▸ **TASK INPUTS**:

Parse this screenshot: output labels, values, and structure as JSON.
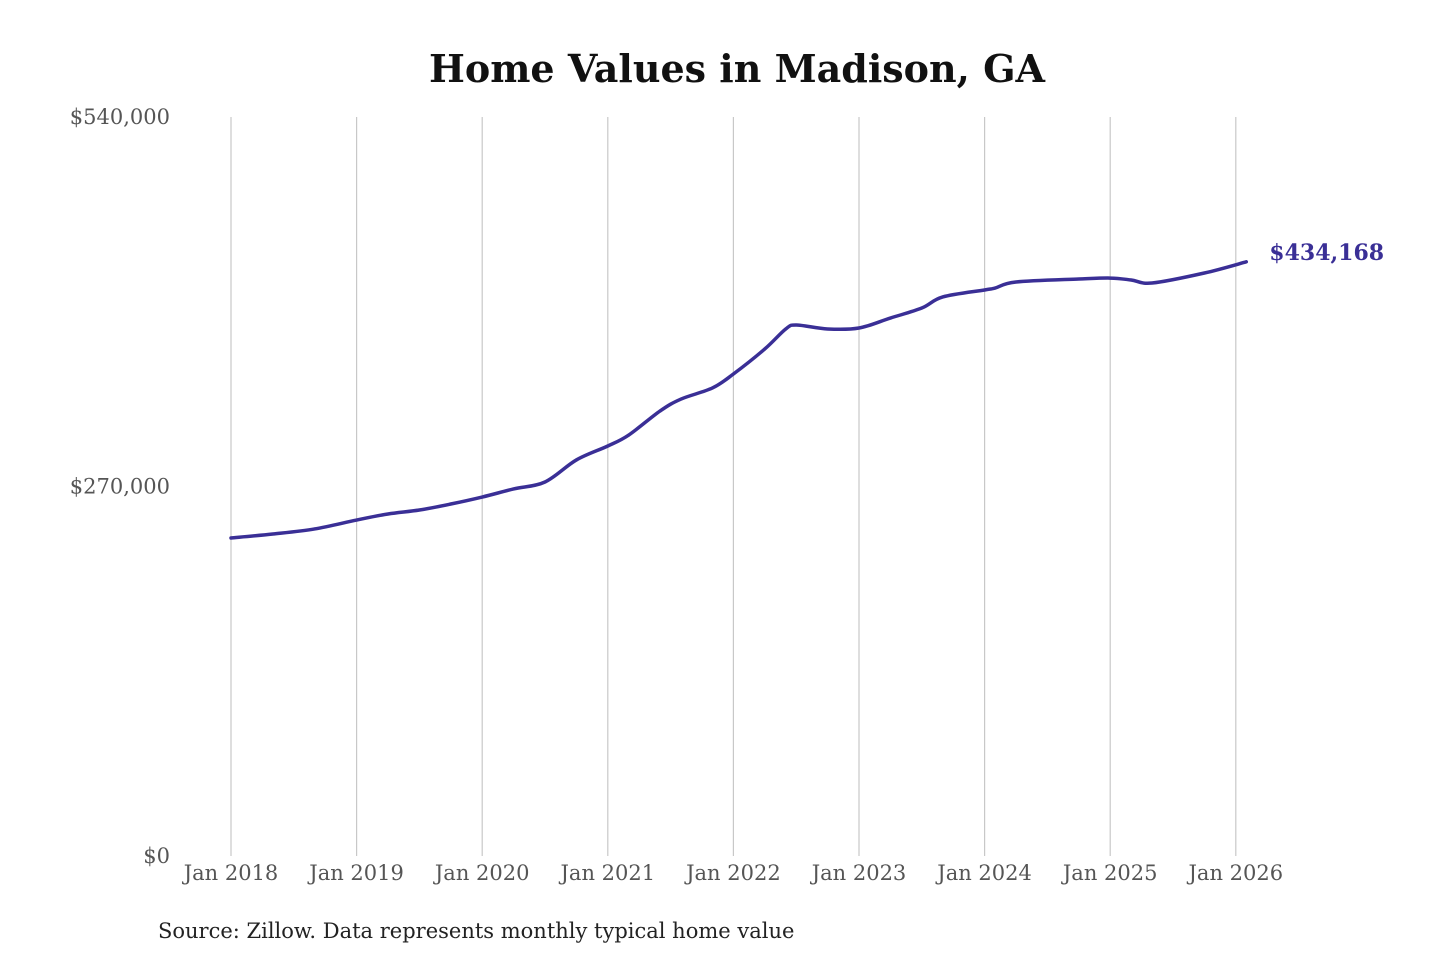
{
  "chart_data": {
    "type": "line",
    "title": "Home Values in Madison, GA",
    "xlabel": "",
    "ylabel": "",
    "ylim": [
      0,
      540000
    ],
    "y_ticks": [
      "$540,000",
      "$270,000",
      "$0"
    ],
    "y_tick_values": [
      540000,
      270000,
      0
    ],
    "x_ticks": [
      "Jan 2018",
      "Jan 2019",
      "Jan 2020",
      "Jan 2021",
      "Jan 2022",
      "Jan 2023",
      "Jan 2024",
      "Jan 2025",
      "Jan 2026"
    ],
    "grid": "vertical",
    "line_color": "#3a2f96",
    "end_label": "$434,168",
    "source": "Source: Zillow. Data represents monthly typical home value",
    "series": [
      {
        "points": [
          [
            "2018-01",
            232400
          ],
          [
            "2018-05",
            235300
          ],
          [
            "2018-09",
            239000
          ],
          [
            "2019-01",
            245500
          ],
          [
            "2019-04",
            249900
          ],
          [
            "2019-07",
            252800
          ],
          [
            "2019-10",
            257200
          ],
          [
            "2020-01",
            262300
          ],
          [
            "2020-04",
            268200
          ],
          [
            "2020-07",
            273300
          ],
          [
            "2020-10",
            289400
          ],
          [
            "2021-01",
            299600
          ],
          [
            "2021-03",
            307600
          ],
          [
            "2021-06",
            325200
          ],
          [
            "2021-08",
            333900
          ],
          [
            "2021-11",
            342000
          ],
          [
            "2022-01",
            352200
          ],
          [
            "2022-04",
            370500
          ],
          [
            "2022-06",
            385100
          ],
          [
            "2022-07",
            388000
          ],
          [
            "2022-10",
            385100
          ],
          [
            "2023-01",
            385800
          ],
          [
            "2023-04",
            393100
          ],
          [
            "2023-07",
            400400
          ],
          [
            "2023-09",
            408500
          ],
          [
            "2024-01",
            413600
          ],
          [
            "2024-02",
            415000
          ],
          [
            "2024-04",
            419400
          ],
          [
            "2024-10",
            421600
          ],
          [
            "2025-01",
            422300
          ],
          [
            "2025-03",
            420900
          ],
          [
            "2025-05",
            418700
          ],
          [
            "2025-10",
            426000
          ],
          [
            "2026-02",
            434168
          ]
        ]
      }
    ]
  }
}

▸ **WHAT TO WORK ON**:
Omit every image. Quote each record exactly.

▸ **TASK RESPONSE**:
Parse this screenshot: output labels, values, and structure as JSON.
{
  "chart_data": {
    "type": "line",
    "title": "Home Values in Madison, GA",
    "xlabel": "",
    "ylabel": "",
    "ylim": [
      0,
      540000
    ],
    "y_ticks": [
      "$540,000",
      "$270,000",
      "$0"
    ],
    "y_tick_values": [
      540000,
      270000,
      0
    ],
    "x_ticks": [
      "Jan 2018",
      "Jan 2019",
      "Jan 2020",
      "Jan 2021",
      "Jan 2022",
      "Jan 2023",
      "Jan 2024",
      "Jan 2025",
      "Jan 2026"
    ],
    "grid": "vertical",
    "line_color": "#3a2f96",
    "end_label": "$434,168",
    "source": "Source: Zillow. Data represents monthly typical home value",
    "series": [
      {
        "points": [
          [
            "2018-01",
            232400
          ],
          [
            "2018-05",
            235300
          ],
          [
            "2018-09",
            239000
          ],
          [
            "2019-01",
            245500
          ],
          [
            "2019-04",
            249900
          ],
          [
            "2019-07",
            252800
          ],
          [
            "2019-10",
            257200
          ],
          [
            "2020-01",
            262300
          ],
          [
            "2020-04",
            268200
          ],
          [
            "2020-07",
            273300
          ],
          [
            "2020-10",
            289400
          ],
          [
            "2021-01",
            299600
          ],
          [
            "2021-03",
            307600
          ],
          [
            "2021-06",
            325200
          ],
          [
            "2021-08",
            333900
          ],
          [
            "2021-11",
            342000
          ],
          [
            "2022-01",
            352200
          ],
          [
            "2022-04",
            370500
          ],
          [
            "2022-06",
            385100
          ],
          [
            "2022-07",
            388000
          ],
          [
            "2022-10",
            385100
          ],
          [
            "2023-01",
            385800
          ],
          [
            "2023-04",
            393100
          ],
          [
            "2023-07",
            400400
          ],
          [
            "2023-09",
            408500
          ],
          [
            "2024-01",
            413600
          ],
          [
            "2024-02",
            415000
          ],
          [
            "2024-04",
            419400
          ],
          [
            "2024-10",
            421600
          ],
          [
            "2025-01",
            422300
          ],
          [
            "2025-03",
            420900
          ],
          [
            "2025-05",
            418700
          ],
          [
            "2025-10",
            426000
          ],
          [
            "2026-02",
            434168
          ]
        ]
      }
    ]
  }
}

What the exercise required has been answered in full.